Data entries
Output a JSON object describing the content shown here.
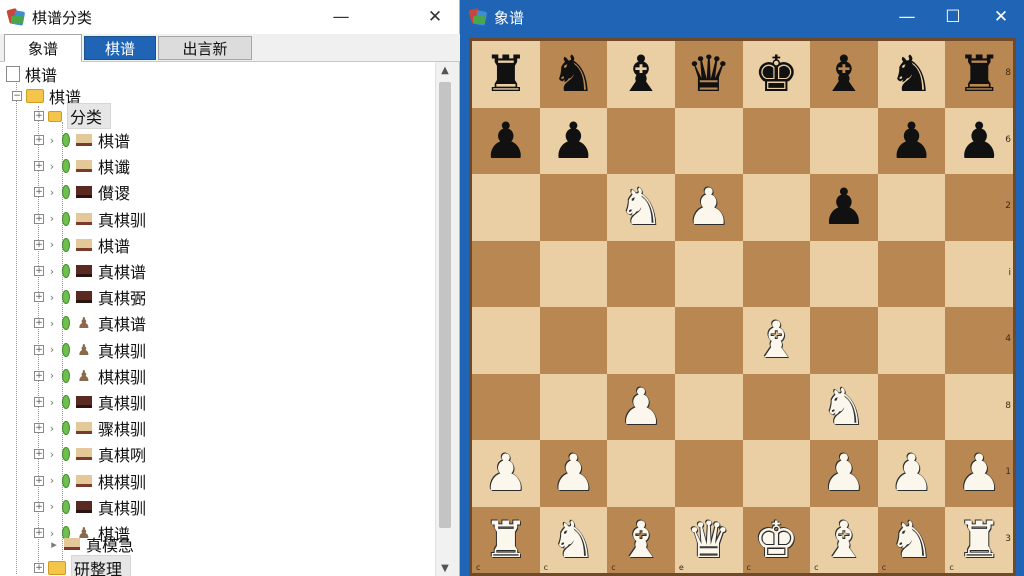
{
  "left_window": {
    "title": "棋谱分类",
    "buttons": {
      "minimize": "—",
      "close": "✕"
    },
    "tabs": [
      "象谱",
      "棋谱",
      "出言新"
    ],
    "tree": {
      "root_doc_label": "棋谱",
      "root_folder_label": "棋谱",
      "category_label": "分类",
      "items": [
        "棋谱",
        "棋谶",
        "儧谡",
        "真棋驯",
        "棋谱",
        "真棋谱",
        "真棋弻",
        "真棋谱",
        "真棋驯",
        "棋棋驯",
        "真棋驯",
        "骤棋驯",
        "真棋咧",
        "棋棋驯",
        "真棋驯",
        "棋谱"
      ],
      "bottom_items": [
        "真模急",
        "研整理"
      ]
    }
  },
  "right_window": {
    "title": "象谱",
    "buttons": {
      "minimize": "—",
      "maximize": "☐",
      "close": "✕"
    },
    "board": {
      "rows": [
        [
          "r",
          "n",
          "b",
          "q",
          "k",
          "b",
          "n",
          "r"
        ],
        [
          "p",
          "p",
          "",
          "",
          "",
          "",
          "p",
          "p"
        ],
        [
          "",
          "",
          "N",
          "P",
          "",
          "p",
          "",
          ""
        ],
        [
          "",
          "",
          "",
          "",
          "",
          "",
          "",
          ""
        ],
        [
          "",
          "",
          "",
          "",
          "B",
          "",
          "",
          ""
        ],
        [
          "",
          "",
          "P",
          "",
          "",
          "N",
          "",
          ""
        ],
        [
          "P",
          "P",
          "",
          "",
          "",
          "P",
          "P",
          "P"
        ],
        [
          "R",
          "N",
          "B",
          "Q",
          "K",
          "B",
          "N",
          "R"
        ]
      ],
      "rank_labels": [
        "8",
        "6",
        "2",
        "i",
        "4",
        "8",
        "1",
        "3"
      ],
      "file_labels": [
        "c",
        "c",
        "c",
        "e",
        "c",
        "c",
        "c",
        "c"
      ]
    },
    "colors": {
      "light_square": "#e9cfa3",
      "dark_square": "#b98852",
      "frame": "#1f64b5"
    }
  }
}
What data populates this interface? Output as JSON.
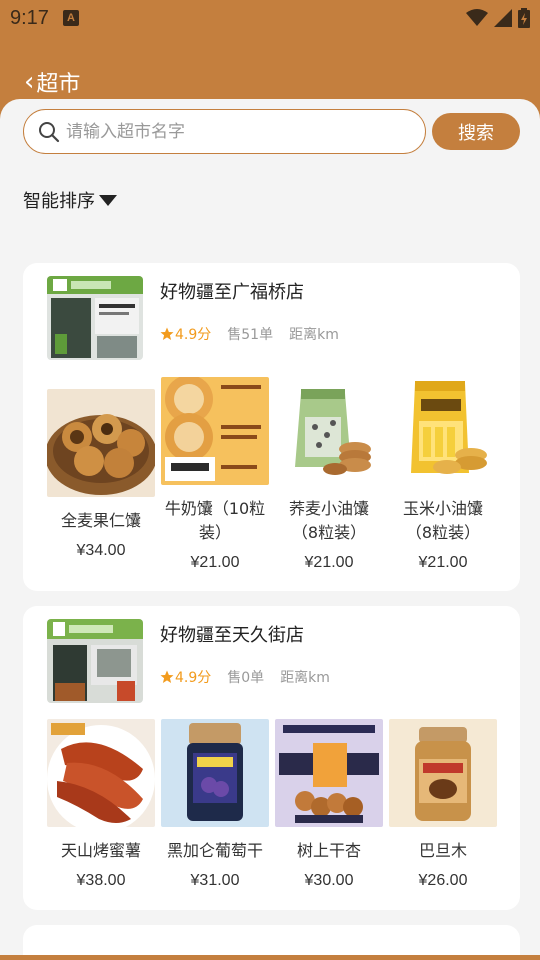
{
  "status": {
    "time": "9:17",
    "a_icon": "A"
  },
  "header": {
    "title": "超市"
  },
  "search": {
    "placeholder": "请输入超市名字",
    "button": "搜索"
  },
  "sort": {
    "label": "智能排序"
  },
  "stores": [
    {
      "name": "好物疆至广福桥店",
      "rating": "4.9分",
      "sales": "售51单",
      "distance": "距离km",
      "products": [
        {
          "name": "全麦果仁馕",
          "price": "¥34.00"
        },
        {
          "name": "牛奶馕（10粒装）",
          "price": "¥21.00"
        },
        {
          "name": "荞麦小油馕（8粒装）",
          "price": "¥21.00"
        },
        {
          "name": "玉米小油馕（8粒装）",
          "price": "¥21.00"
        }
      ]
    },
    {
      "name": "好物疆至天久街店",
      "rating": "4.9分",
      "sales": "售0单",
      "distance": "距离km",
      "products": [
        {
          "name": "天山烤蜜薯",
          "price": "¥38.00"
        },
        {
          "name": "黑加仑葡萄干",
          "price": "¥31.00"
        },
        {
          "name": "树上干杏",
          "price": "¥30.00"
        },
        {
          "name": "巴旦木",
          "price": "¥26.00"
        }
      ]
    }
  ],
  "colors": {
    "brand": "#c47f3e",
    "rating": "#f29b1d",
    "background": "#f4f4f4"
  }
}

> [The request]
Tally up the lines with the word "JSON" in them, and answer with that number by itself.

> [Solution for this task]
2